● EXERCISE BRIEF
Pull out every line below containing the word "JSON".

● RECORDS FOR THIS EXERCISE
◆ ◆ ◆
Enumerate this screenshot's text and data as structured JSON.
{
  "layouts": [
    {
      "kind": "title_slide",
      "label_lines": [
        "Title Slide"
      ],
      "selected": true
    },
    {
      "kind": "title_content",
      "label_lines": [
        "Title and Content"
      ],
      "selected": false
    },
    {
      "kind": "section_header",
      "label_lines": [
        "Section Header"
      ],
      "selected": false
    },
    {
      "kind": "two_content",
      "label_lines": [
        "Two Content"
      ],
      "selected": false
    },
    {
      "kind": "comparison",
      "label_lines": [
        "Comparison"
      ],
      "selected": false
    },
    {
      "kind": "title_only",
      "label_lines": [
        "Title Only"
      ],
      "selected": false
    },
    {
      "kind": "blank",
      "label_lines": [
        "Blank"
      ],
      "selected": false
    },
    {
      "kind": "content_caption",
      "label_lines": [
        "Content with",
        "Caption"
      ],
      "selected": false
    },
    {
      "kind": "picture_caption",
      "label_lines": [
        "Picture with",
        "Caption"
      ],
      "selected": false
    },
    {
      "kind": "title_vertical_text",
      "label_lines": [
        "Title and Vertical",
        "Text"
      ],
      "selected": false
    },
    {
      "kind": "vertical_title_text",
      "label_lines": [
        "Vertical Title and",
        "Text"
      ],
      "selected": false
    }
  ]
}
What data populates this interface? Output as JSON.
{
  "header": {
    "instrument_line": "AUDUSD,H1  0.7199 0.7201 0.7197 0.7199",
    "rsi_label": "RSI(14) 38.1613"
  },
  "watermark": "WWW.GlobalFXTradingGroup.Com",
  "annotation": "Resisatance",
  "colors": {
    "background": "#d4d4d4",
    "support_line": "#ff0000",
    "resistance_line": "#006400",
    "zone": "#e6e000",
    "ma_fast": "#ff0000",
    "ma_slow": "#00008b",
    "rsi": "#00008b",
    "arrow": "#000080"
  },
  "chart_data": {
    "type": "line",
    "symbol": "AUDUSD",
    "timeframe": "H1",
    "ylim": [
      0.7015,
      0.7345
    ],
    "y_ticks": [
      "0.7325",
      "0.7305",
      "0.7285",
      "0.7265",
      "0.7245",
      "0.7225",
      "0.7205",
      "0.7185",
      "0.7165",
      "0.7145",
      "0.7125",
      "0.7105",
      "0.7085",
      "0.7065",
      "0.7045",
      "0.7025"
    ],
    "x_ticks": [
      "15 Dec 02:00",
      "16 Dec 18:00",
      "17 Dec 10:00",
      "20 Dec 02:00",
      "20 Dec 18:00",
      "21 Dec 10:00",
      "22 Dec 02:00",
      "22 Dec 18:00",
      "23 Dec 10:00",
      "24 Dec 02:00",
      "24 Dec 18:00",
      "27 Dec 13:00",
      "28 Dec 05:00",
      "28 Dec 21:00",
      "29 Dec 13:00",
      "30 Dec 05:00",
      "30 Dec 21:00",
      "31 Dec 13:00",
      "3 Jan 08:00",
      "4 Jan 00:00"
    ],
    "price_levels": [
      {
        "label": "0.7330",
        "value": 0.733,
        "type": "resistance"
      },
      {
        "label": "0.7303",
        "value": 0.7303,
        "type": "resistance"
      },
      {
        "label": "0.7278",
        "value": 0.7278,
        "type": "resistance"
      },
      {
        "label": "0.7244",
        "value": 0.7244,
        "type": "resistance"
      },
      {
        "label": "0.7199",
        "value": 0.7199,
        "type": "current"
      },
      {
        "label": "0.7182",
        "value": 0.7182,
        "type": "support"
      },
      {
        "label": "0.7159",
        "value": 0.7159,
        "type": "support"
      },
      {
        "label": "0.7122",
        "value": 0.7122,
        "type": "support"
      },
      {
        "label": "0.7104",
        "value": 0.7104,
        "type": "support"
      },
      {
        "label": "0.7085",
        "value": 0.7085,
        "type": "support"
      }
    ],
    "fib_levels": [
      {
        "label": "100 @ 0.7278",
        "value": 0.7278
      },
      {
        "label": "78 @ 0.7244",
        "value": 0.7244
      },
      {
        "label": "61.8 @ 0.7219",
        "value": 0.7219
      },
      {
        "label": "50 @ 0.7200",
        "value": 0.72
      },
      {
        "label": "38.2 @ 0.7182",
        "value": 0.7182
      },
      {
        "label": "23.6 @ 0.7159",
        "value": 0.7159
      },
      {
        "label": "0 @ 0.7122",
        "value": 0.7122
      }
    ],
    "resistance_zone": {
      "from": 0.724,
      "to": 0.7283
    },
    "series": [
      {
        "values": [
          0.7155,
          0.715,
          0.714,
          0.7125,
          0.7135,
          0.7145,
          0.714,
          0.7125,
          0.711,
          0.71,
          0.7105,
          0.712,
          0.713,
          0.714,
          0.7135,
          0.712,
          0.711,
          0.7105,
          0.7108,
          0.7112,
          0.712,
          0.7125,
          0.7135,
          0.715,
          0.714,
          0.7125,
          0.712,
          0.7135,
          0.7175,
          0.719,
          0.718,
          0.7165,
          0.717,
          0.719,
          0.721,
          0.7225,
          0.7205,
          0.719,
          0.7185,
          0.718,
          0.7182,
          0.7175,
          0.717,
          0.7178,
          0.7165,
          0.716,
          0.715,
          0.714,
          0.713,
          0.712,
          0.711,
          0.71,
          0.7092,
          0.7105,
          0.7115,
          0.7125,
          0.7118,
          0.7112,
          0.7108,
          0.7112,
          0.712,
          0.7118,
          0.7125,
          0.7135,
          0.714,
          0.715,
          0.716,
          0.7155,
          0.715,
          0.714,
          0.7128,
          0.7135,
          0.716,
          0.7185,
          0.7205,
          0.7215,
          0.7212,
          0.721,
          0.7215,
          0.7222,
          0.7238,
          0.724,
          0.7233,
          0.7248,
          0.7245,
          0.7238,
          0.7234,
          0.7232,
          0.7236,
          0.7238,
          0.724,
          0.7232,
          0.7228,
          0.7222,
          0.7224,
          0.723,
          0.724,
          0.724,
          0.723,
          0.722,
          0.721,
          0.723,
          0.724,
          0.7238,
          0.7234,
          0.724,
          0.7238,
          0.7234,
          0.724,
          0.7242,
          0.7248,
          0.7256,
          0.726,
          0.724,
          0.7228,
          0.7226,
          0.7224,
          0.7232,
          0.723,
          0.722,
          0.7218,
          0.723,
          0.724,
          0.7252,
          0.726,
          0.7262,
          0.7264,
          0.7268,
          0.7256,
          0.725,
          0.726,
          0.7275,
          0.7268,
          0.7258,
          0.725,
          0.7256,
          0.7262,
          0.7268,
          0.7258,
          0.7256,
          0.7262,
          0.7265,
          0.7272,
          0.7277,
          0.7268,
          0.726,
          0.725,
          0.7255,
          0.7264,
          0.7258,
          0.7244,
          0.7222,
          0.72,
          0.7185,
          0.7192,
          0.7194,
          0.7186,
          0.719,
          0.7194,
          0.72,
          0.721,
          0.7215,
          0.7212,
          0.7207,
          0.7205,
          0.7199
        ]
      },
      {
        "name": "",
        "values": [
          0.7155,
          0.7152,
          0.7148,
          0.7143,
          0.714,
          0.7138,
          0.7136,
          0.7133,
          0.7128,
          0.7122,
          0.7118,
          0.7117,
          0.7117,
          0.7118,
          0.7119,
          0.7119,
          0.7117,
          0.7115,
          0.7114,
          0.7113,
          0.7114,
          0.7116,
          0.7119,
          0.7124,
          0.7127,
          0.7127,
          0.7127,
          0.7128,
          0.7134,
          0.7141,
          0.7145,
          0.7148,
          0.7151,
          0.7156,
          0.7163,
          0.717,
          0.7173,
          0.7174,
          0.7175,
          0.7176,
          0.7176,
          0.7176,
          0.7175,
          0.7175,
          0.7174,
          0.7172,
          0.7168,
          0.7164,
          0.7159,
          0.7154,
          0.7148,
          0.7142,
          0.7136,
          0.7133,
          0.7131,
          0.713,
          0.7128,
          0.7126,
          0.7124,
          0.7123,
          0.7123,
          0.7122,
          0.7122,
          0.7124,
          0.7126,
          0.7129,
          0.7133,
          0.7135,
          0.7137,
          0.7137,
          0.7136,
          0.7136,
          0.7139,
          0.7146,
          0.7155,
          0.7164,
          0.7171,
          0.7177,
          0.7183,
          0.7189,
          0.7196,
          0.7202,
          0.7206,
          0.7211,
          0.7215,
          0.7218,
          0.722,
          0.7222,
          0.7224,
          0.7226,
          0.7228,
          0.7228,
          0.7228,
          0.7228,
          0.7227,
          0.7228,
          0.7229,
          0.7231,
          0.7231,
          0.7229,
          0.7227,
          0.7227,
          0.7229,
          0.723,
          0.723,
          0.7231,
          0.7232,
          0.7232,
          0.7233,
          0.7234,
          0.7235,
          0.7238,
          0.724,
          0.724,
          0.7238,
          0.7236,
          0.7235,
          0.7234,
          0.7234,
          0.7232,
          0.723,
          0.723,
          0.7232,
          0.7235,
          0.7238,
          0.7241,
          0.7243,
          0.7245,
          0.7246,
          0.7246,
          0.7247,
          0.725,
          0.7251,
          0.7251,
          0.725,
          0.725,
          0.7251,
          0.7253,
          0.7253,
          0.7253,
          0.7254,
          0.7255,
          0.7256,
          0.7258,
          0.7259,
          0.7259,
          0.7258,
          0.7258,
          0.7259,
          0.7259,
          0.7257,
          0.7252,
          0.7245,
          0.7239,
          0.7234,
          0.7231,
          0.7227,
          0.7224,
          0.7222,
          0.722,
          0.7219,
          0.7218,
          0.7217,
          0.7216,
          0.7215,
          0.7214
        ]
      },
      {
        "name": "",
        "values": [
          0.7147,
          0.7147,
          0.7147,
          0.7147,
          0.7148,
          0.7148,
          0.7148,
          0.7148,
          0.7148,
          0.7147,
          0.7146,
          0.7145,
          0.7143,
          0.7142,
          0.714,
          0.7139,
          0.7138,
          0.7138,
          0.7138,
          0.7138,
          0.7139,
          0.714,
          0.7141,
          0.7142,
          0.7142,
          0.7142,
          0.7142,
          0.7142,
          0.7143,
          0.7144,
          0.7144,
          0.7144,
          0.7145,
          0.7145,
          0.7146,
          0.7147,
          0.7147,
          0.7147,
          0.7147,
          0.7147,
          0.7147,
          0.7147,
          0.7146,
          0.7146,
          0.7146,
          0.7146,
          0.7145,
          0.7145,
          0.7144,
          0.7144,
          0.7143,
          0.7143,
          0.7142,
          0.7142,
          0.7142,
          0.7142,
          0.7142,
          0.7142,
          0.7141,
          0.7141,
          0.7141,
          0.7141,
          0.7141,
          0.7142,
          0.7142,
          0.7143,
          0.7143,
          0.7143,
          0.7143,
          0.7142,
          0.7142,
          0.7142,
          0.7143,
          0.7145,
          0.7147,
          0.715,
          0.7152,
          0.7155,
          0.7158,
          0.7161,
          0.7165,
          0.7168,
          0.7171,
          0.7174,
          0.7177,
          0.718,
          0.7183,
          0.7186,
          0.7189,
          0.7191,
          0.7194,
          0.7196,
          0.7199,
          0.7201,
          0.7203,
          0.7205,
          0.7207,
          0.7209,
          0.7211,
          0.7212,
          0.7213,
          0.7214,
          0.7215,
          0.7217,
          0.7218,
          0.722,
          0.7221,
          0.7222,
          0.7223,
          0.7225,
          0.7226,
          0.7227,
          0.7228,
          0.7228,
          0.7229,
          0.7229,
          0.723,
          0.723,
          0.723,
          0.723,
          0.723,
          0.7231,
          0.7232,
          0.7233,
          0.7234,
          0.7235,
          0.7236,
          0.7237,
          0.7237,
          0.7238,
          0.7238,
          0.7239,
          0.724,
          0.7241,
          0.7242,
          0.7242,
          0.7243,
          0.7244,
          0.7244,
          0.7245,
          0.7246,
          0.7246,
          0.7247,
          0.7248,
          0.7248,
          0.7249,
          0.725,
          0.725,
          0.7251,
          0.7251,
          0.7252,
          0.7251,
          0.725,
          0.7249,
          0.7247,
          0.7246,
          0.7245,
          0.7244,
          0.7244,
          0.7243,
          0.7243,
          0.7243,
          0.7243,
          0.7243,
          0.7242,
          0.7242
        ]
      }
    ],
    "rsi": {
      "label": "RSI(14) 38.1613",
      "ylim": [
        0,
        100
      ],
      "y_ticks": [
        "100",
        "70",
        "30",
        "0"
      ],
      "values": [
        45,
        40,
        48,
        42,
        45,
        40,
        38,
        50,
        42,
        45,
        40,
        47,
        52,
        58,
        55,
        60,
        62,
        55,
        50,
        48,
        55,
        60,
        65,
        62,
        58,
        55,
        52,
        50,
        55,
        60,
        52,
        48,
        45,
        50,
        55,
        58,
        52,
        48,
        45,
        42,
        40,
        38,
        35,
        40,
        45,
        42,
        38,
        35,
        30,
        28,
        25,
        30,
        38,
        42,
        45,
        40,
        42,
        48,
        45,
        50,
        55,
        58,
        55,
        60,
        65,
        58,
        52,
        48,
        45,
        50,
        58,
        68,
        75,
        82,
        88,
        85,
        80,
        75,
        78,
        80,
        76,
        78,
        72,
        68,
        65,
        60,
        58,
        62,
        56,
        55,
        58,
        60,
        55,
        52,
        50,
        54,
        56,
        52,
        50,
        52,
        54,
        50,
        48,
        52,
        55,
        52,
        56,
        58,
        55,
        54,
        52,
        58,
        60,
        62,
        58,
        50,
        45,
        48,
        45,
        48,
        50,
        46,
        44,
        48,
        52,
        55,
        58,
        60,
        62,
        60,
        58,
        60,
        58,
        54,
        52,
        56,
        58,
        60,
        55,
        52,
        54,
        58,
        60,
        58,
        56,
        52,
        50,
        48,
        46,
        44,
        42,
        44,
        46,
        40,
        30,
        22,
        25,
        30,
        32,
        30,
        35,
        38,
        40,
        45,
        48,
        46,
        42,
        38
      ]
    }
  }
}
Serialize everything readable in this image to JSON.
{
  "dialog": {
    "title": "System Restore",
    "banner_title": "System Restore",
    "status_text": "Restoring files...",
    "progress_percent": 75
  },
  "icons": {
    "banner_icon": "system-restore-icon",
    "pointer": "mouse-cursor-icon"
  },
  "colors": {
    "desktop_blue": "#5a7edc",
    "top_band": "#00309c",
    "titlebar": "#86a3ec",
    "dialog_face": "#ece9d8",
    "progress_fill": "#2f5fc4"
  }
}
◆ ◆ ◆
● SOLUTION TO THIS PROBLEM
Enumerate this screenshot's text and data as structured JSON.
What data populates this interface? Output as JSON.
Serialize everything readable in this image to JSON.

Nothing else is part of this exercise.